• GIVEN REQUEST
Extract each line where the string "JSON" shows up.

• ENTRIES SHOWN
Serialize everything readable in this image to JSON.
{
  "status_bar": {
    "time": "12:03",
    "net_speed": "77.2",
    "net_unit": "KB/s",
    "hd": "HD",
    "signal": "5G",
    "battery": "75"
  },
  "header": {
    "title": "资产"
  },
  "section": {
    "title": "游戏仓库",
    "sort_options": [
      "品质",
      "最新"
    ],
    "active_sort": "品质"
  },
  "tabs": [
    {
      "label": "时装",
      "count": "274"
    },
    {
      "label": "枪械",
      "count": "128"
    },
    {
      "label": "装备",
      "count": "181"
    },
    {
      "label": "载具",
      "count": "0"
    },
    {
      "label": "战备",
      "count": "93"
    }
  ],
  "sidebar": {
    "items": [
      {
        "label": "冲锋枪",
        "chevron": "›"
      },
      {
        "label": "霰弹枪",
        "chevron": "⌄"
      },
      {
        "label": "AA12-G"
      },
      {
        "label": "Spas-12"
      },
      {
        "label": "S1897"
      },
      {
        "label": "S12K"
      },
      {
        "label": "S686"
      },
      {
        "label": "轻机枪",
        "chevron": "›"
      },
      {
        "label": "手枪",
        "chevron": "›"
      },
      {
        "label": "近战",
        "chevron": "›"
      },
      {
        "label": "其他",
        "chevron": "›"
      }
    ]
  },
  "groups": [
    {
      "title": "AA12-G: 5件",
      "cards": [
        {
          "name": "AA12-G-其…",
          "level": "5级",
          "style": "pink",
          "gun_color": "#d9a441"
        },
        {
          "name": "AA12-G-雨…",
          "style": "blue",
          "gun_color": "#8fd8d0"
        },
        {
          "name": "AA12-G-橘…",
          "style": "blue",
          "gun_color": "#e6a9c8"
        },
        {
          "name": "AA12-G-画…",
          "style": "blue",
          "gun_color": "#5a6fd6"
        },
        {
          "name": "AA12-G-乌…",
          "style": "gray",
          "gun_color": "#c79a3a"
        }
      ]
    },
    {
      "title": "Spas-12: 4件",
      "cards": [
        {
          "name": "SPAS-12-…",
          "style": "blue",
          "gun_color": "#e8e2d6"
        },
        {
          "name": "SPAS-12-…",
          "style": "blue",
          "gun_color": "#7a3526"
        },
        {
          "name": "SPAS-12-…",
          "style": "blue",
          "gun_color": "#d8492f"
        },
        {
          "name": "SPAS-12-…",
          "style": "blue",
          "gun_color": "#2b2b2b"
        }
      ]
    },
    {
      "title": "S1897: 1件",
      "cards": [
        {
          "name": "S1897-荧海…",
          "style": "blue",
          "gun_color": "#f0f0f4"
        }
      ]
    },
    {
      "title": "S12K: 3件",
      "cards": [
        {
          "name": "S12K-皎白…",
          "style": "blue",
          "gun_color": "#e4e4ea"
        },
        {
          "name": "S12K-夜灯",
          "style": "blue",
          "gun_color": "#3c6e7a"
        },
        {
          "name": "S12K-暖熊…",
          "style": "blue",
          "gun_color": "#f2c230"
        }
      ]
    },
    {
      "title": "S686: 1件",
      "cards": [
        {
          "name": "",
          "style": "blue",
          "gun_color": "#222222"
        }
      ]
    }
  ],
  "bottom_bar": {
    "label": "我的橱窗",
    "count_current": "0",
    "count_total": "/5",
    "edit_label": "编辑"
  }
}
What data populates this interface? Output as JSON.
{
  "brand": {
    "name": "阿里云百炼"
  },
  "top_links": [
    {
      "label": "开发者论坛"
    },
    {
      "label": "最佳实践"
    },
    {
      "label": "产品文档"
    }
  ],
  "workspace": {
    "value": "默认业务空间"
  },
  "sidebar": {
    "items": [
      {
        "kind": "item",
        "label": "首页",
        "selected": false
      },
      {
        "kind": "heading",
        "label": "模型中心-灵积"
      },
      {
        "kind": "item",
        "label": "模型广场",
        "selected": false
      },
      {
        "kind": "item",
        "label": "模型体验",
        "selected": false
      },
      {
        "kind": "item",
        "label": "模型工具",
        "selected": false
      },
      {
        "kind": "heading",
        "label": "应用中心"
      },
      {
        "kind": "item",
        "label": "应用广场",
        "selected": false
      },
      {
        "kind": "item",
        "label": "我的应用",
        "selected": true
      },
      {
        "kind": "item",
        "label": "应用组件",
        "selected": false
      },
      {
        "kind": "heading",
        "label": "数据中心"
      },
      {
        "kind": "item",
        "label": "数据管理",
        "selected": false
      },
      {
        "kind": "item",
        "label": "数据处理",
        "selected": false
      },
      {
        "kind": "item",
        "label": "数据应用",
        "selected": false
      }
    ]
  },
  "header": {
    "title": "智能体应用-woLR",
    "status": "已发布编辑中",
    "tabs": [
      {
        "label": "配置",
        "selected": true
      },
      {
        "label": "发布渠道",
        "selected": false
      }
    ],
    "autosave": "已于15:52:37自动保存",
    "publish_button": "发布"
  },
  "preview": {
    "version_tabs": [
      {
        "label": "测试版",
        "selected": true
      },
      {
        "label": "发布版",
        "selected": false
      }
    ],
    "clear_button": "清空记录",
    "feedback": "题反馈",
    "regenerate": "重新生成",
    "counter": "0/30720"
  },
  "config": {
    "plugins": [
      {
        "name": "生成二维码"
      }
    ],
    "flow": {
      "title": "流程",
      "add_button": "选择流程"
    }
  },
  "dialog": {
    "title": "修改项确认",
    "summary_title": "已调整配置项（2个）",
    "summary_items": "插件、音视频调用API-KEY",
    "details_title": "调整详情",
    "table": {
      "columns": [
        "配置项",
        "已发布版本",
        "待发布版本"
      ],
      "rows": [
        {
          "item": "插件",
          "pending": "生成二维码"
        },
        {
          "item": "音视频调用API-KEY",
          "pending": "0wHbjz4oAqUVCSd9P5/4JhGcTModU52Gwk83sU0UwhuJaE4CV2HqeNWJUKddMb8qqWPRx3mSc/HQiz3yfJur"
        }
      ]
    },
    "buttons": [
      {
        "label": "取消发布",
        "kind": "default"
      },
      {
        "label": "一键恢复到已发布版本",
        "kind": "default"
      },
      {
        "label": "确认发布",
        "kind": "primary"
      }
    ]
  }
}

• FINISHED EXERCISE
Serialize everything readable in this image to JSON.
What data populates this interface? Output as JSON.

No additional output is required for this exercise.